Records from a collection
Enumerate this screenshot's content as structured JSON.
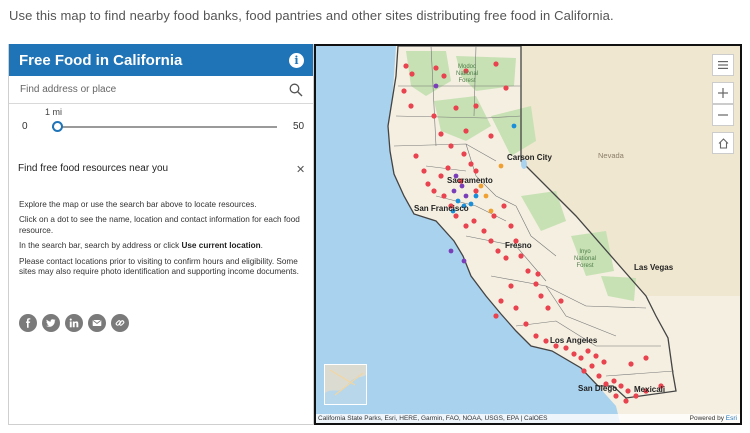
{
  "intro": "Use this map to find nearby food banks, food pantries and other sites distributing free food in California.",
  "panel": {
    "title": "Free Food in California",
    "search_placeholder": "Find address or place",
    "slider": {
      "unit": "1 mi",
      "min": "0",
      "max": "50",
      "value": 1
    },
    "results_title": "Find free food resources near you",
    "paragraphs": {
      "p1": "Explore the map or use the search bar above to locate resources.",
      "p2": "Click on a dot to see the name, location and contact information for each food resource.",
      "p3_prefix": "In the search bar, search by address or click ",
      "p3_bold": "Use current location",
      "p3_suffix": ".",
      "p4": "Please contact locations prior to visiting to confirm hours and eligibility. Some sites may also require photo identification and supporting income documents."
    },
    "share_icons": [
      "facebook-icon",
      "twitter-icon",
      "linkedin-icon",
      "email-icon",
      "link-icon"
    ]
  },
  "map": {
    "labels": {
      "modoc": "Modoc\nNational\nForest",
      "carson_city": "Carson City",
      "nevada": "Nevada",
      "sacramento": "Sacramento",
      "san_francisco": "San Francisco",
      "fresno": "Fresno",
      "inyo": "Inyo\nNational\nForest",
      "las_vegas": "Las Vegas",
      "los_angeles": "Los Angeles",
      "san_diego": "San Diego",
      "mexicali": "Mexicali"
    },
    "attribution": "California State Parks, Esri, HERE, Garmin, FAO, NOAA, USGS, EPA | CalOES",
    "powered_by_prefix": "Powered by ",
    "powered_by_brand": "Esri",
    "controls": [
      "menu-icon",
      "zoom-in-icon",
      "zoom-out-icon",
      "home-icon"
    ],
    "colors": {
      "water": "#a9d2ee",
      "land": "#f4efe1",
      "forest": "#c7e1b4",
      "site": "#e8434e",
      "site_alt_1": "#7a3fb8",
      "site_alt_2": "#1a8ed8",
      "site_alt_3": "#f0a030"
    }
  }
}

AIM OF THE EXERCISE
Select every line where the word "nNational" occurs.

THE REPLY
      "modoc": "Modoc\nNational\nForest",
      "inyo": "Inyo\nNational\nForest",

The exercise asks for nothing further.